**Exercise requirements:**
Answer these questions from the footballer profile below.
(a) Which club did Lam Lok Yin play for in his senior career from 2019 to 2021?
(b) What number does he wear at his current team?
(c) Which club was he with in his youth career from 2014 to 2016?

**Source text:**
== == ==

Personal information
- Full name: Jerry Lam Lok Yin
- Date of birth: 19 November 2001 (age 24)
- Place of birth: Hong Kong
- Height: 1.70 m (5 ft 7 in)
- Position: Midfielder

Team information
- Current team: Sha Tin
- Number: 19

Youth career
- 2014–2016: South China
- 2016–2018: CFCSSHK

Senior career*
- Years: Team / Apps / (Gls)
- 2018–2019: CFCSSHK / 5 / (2)
- 2019–2021: Happy Valley / 14 / (0)
- 2021–2022: Eastern / 0 / (0)
- 2021–2022: → HK U23 (loan) / 4 / (0)
- 2022–2023: HK U23 / 16 / (0)
- 2023–2024: Resources Capital / 15 / (2)
- 2024–2026: Tai Po / 4 / (0)
- 2025–2026: → Rangers (HKG) (loan) / 10 / (0)
- 2026–: Sha Tin / 4 / (0)

International career^{‡}
- 2023: Hong Kong U-22 / 4 / (0)

= Lam Lok Yin =

Hong Kong footballer

Jerry Lam Lok Yin (林樂賢; born 19 November 2001) is a Hong Kong professional footballer who currently plays as a midfielder for Hong Kong Premier League club Sha Tin.

== == ==

(Items listed in a dataset)
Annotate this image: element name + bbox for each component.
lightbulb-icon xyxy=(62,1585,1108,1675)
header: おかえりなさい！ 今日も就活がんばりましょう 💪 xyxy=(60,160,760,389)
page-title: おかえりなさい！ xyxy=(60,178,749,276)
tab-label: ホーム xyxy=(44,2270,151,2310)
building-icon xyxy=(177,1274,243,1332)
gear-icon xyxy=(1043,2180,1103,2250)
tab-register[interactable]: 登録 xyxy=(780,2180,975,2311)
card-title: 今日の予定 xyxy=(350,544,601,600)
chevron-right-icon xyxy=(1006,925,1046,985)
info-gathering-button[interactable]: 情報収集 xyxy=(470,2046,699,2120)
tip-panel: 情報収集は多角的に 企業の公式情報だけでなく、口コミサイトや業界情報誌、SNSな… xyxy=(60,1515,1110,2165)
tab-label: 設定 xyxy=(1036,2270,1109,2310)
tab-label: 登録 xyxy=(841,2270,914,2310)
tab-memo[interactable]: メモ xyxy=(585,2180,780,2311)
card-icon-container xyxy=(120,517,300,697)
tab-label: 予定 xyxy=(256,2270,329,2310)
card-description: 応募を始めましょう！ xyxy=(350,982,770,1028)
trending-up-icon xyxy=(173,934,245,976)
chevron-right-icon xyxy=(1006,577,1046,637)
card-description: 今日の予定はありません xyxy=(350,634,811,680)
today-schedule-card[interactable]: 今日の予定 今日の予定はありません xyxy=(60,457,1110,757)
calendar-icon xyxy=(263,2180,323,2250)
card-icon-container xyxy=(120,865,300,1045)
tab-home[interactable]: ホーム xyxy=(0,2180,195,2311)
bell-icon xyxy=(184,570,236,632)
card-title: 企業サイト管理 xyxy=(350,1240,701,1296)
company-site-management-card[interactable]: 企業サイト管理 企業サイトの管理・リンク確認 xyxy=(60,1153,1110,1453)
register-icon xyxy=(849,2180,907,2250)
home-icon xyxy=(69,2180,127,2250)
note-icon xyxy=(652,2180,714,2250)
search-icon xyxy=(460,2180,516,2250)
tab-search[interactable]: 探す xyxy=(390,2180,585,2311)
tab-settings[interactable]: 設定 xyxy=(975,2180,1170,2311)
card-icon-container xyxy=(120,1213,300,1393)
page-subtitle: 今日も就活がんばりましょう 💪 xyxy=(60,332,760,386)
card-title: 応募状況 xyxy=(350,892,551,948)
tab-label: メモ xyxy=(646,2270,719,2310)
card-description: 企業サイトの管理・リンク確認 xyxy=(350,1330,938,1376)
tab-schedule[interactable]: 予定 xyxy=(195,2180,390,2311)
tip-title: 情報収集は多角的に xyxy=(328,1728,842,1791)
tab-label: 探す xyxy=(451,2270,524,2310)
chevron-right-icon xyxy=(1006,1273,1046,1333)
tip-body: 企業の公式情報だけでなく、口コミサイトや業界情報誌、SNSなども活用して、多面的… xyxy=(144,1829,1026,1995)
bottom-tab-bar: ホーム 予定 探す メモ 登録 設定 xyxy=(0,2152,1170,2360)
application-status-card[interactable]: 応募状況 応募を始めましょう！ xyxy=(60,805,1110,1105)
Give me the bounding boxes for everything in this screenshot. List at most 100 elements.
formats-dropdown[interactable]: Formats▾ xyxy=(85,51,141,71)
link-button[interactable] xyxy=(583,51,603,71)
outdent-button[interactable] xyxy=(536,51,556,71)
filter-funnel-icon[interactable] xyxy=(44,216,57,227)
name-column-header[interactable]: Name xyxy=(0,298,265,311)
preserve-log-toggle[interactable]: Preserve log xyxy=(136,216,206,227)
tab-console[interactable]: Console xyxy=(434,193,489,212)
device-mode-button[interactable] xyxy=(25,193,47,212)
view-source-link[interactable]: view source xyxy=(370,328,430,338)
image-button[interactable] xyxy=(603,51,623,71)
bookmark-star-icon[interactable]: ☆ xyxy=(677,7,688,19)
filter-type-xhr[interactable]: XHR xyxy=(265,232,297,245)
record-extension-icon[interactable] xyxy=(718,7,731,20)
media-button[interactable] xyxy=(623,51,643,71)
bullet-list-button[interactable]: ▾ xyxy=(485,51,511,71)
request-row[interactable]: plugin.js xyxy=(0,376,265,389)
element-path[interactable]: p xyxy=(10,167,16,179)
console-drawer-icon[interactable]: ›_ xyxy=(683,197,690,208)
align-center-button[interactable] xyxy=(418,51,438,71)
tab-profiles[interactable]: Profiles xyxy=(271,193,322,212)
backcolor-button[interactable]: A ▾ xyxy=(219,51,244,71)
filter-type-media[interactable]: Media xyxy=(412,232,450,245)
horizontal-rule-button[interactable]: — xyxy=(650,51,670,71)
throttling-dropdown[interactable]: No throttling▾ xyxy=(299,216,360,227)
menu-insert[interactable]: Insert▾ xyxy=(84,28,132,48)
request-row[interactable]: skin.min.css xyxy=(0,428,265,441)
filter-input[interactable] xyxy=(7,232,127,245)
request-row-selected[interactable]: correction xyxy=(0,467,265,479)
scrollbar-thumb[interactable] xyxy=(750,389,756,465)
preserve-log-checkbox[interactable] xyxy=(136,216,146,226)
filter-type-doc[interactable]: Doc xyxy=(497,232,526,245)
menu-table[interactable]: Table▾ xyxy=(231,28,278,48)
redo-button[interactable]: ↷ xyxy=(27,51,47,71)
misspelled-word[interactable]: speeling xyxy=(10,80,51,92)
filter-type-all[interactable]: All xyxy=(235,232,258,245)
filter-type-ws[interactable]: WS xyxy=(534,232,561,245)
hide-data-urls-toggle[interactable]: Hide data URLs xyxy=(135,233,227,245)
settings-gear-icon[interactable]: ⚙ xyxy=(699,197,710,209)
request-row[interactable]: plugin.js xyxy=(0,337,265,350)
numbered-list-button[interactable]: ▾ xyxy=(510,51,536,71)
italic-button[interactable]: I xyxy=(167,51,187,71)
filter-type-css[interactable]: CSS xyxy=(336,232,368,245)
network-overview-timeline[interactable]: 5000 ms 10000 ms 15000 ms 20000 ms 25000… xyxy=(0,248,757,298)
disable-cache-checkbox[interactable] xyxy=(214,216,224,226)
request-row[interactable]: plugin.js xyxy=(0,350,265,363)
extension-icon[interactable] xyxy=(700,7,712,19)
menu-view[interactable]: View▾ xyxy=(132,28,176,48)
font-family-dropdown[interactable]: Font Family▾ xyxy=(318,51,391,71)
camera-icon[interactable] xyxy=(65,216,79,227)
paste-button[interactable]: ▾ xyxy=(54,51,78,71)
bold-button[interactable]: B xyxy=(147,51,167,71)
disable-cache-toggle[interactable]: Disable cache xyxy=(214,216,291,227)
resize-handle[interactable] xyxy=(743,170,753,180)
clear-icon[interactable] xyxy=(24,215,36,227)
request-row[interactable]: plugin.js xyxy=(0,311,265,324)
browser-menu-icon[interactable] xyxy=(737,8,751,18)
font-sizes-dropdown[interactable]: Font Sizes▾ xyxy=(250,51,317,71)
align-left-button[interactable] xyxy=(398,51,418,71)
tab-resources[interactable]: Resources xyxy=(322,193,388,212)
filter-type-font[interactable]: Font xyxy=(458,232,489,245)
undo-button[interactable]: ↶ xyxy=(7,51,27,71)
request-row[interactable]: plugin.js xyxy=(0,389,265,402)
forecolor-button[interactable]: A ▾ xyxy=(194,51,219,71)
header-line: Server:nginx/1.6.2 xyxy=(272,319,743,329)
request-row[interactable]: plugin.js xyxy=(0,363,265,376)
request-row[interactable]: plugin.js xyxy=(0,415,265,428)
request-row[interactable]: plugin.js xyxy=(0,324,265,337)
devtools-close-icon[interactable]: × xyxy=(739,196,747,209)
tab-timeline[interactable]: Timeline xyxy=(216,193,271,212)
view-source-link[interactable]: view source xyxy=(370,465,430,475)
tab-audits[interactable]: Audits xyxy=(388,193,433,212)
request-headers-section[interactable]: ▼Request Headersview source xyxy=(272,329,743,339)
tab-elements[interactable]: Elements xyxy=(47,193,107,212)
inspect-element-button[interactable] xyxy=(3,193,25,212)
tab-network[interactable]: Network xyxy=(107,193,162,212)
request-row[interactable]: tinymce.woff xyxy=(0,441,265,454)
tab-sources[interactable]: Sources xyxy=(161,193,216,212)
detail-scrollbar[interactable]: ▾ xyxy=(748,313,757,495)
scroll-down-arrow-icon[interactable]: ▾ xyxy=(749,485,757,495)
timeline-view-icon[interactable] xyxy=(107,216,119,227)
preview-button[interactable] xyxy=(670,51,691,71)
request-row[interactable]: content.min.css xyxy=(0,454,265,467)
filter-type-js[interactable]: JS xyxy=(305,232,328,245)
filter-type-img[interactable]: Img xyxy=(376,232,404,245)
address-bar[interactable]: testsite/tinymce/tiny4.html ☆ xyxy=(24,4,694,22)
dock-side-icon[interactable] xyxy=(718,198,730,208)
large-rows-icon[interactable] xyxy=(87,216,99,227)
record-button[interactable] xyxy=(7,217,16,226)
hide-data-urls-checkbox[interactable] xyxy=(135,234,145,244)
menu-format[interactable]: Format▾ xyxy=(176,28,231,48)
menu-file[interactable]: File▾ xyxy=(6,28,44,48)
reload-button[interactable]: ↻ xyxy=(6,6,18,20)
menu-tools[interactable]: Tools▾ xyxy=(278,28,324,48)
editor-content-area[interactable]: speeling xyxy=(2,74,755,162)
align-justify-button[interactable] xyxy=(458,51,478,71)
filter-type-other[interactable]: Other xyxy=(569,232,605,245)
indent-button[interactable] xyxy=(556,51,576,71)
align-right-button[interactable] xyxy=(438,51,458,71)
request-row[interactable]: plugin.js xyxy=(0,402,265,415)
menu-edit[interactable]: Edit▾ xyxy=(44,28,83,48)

== == ==

**Exercise solution:**
(a) Happy Valley
(b) 19
(c) South China